### GIVEN EXERCISE
Images embedded in the records are excluded; print everything else exactly as given.
◆ ◆ ◆ ◆ ◆ ◆ ◆
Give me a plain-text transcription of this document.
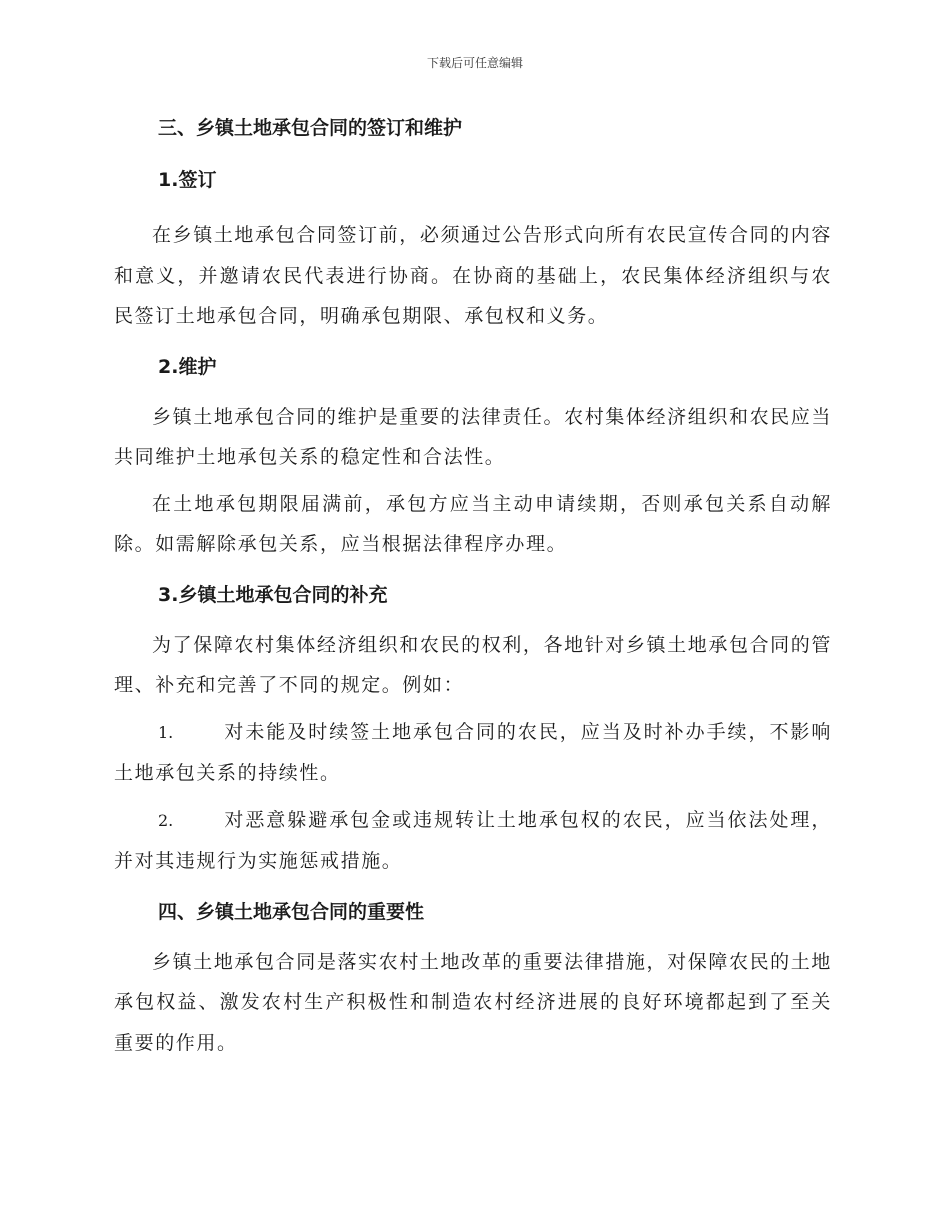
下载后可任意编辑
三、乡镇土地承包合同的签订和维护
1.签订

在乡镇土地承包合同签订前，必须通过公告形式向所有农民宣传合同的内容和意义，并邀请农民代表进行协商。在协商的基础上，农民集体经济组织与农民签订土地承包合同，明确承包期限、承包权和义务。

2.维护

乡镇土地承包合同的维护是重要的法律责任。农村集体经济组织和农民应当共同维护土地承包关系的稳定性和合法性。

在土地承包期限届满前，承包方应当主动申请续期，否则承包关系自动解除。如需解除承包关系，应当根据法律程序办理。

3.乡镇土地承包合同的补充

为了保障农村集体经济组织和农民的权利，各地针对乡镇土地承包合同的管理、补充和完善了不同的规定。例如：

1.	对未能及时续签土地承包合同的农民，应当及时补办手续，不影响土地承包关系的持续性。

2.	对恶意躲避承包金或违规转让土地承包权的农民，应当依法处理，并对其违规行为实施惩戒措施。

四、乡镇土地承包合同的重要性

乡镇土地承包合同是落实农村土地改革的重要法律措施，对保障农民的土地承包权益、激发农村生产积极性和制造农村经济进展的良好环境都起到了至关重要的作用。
◆ ◆ ◆ ◆ ◆ ◆ ◆
### THE RESPONSE
Give me a plain-text transcription of this document.
下载后可任意编辑
三、乡镇土地承包合同的签订和维护
1.签订

在乡镇土地承包合同签订前，必须通过公告形式向所有农民宣传合同的内容和意义，并邀请农民代表进行协商。在协商的基础上，农民集体经济组织与农民签订土地承包合同，明确承包期限、承包权和义务。

2.维护

乡镇土地承包合同的维护是重要的法律责任。农村集体经济组织和农民应当共同维护土地承包关系的稳定性和合法性。

在土地承包期限届满前，承包方应当主动申请续期，否则承包关系自动解除。如需解除承包关系，应当根据法律程序办理。

3.乡镇土地承包合同的补充

为了保障农村集体经济组织和农民的权利，各地针对乡镇土地承包合同的管理、补充和完善了不同的规定。例如：

1.	对未能及时续签土地承包合同的农民，应当及时补办手续，不影响土地承包关系的持续性。

2.	对恶意躲避承包金或违规转让土地承包权的农民，应当依法处理，并对其违规行为实施惩戒措施。

四、乡镇土地承包合同的重要性

乡镇土地承包合同是落实农村土地改革的重要法律措施，对保障农民的土地承包权益、激发农村生产积极性和制造农村经济进展的良好环境都起到了至关重要的作用。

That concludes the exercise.